▸ INSTRUCTIONS TO FOLLOW
Work out how many lines of the listing hold the string "BLOMalbAndBrine", then answer with that number and nothing else.
--- Start PROVIDED RECORDS ---
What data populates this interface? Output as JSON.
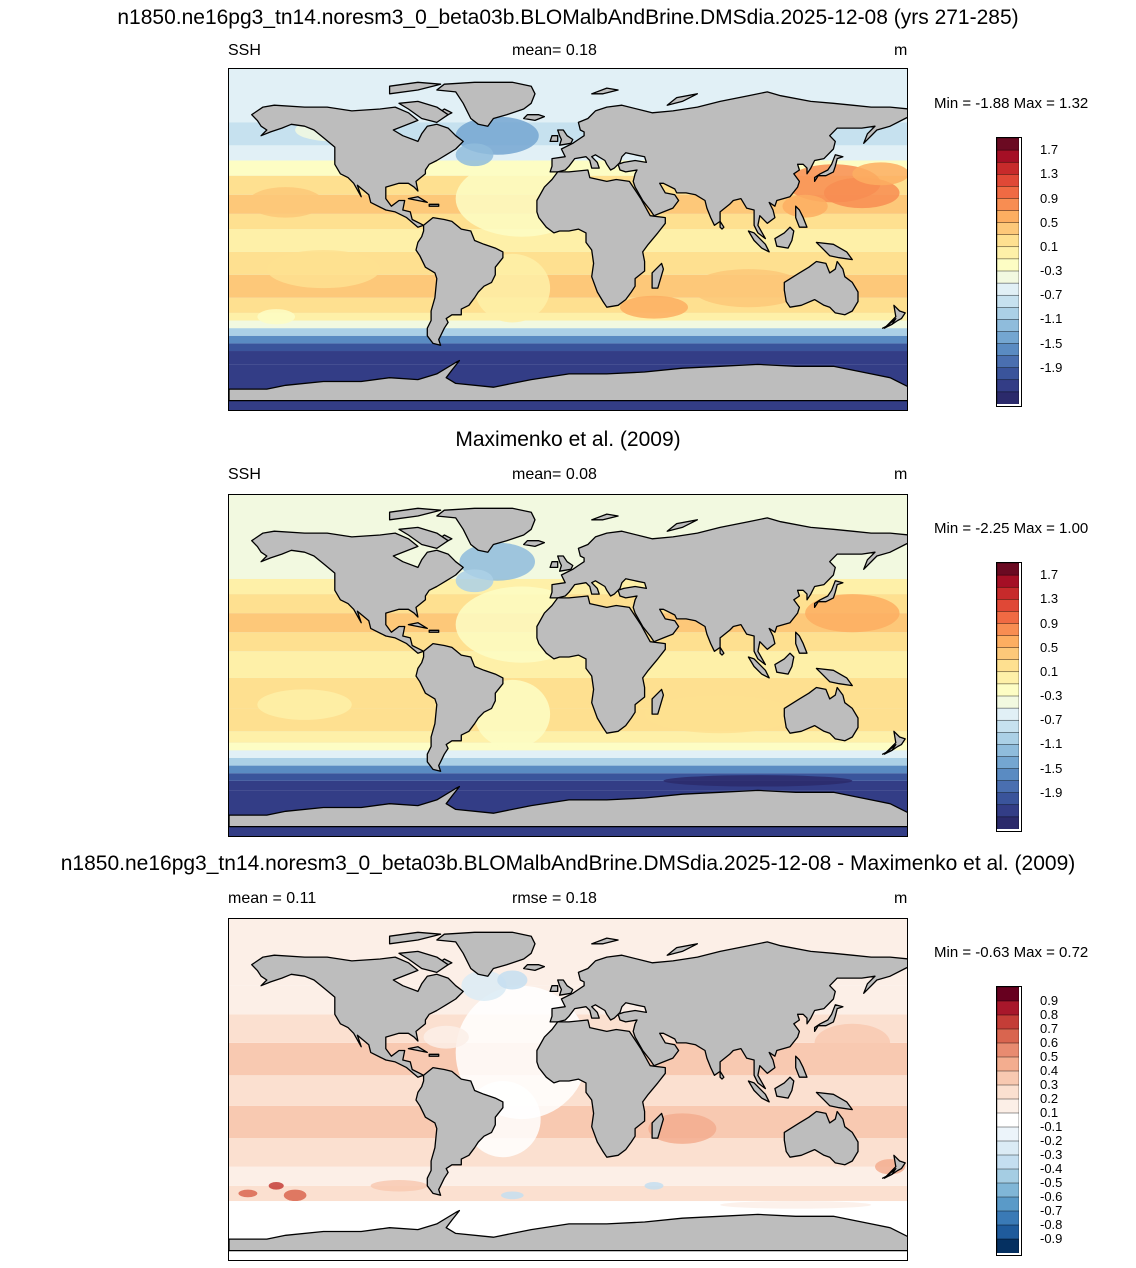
{
  "main_title": "n1850.ne16pg3_tn14.noresm3_0_beta03b.BLOMalbAndBrine.DMSdia.2025-12-08 (yrs 271-285)",
  "panels": [
    {
      "variable": "SSH",
      "stat1": "mean=   0.18",
      "unit": "m",
      "minmax": "Min =  -1.88 Max =   1.32",
      "palette": "ssh",
      "colorbar_labels": [
        "1.7",
        "1.3",
        "0.9",
        "0.5",
        "0.1",
        "-0.3",
        "-0.7",
        "-1.1",
        "-1.5",
        "-1.9"
      ]
    },
    {
      "title": "Maximenko et al. (2009)",
      "variable": "SSH",
      "stat1": "mean=   0.08",
      "unit": "m",
      "minmax": "Min =  -2.25 Max =   1.00",
      "palette": "ssh",
      "colorbar_labels": [
        "1.7",
        "1.3",
        "0.9",
        "0.5",
        "0.1",
        "-0.3",
        "-0.7",
        "-1.1",
        "-1.5",
        "-1.9"
      ]
    },
    {
      "title": "n1850.ne16pg3_tn14.noresm3_0_beta03b.BLOMalbAndBrine.DMSdia.2025-12-08 - Maximenko et al. (2009)",
      "stat0": "mean =   0.11",
      "stat1": "rmse =   0.18",
      "unit": "m",
      "minmax": "Min =  -0.63 Max =   0.72",
      "palette": "diff",
      "colorbar_labels": [
        "0.9",
        "0.8",
        "0.7",
        "0.6",
        "0.5",
        "0.4",
        "0.3",
        "0.2",
        "0.1",
        "-0.1",
        "-0.2",
        "-0.3",
        "-0.4",
        "-0.5",
        "-0.6",
        "-0.7",
        "-0.8",
        "-0.9"
      ]
    }
  ],
  "colors": {
    "land": "#bdbdbd",
    "ssh_palette": [
      "#f0f4fb",
      "#2b2a6b",
      "#333d86",
      "#3a549b",
      "#4a6fb0",
      "#5a8bc2",
      "#74a6d1",
      "#8fbcdc",
      "#abd0e6",
      "#c6e1ef",
      "#e1f0f6",
      "#f2f9e0",
      "#fdfdc4",
      "#fef0a8",
      "#fee090",
      "#fdc879",
      "#fdae61",
      "#f88d52",
      "#f06a43",
      "#e04836",
      "#c72a2b",
      "#a50f25",
      "#6b0a22"
    ],
    "diff_palette": [
      "#053061",
      "#1f5b9c",
      "#3a7ab6",
      "#5a9ac8",
      "#80b6d7",
      "#a5cde3",
      "#c4def0",
      "#dbebf5",
      "#ecf4fa",
      "#ffffff",
      "#fcefe7",
      "#fbe0d0",
      "#f8c9b1",
      "#f3ad8f",
      "#e88b70",
      "#d9654f",
      "#c43d37",
      "#a8172b",
      "#67001f"
    ]
  }
}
--- End PROVIDED RECORDS ---
▸ EXPECTED OUTPUT
2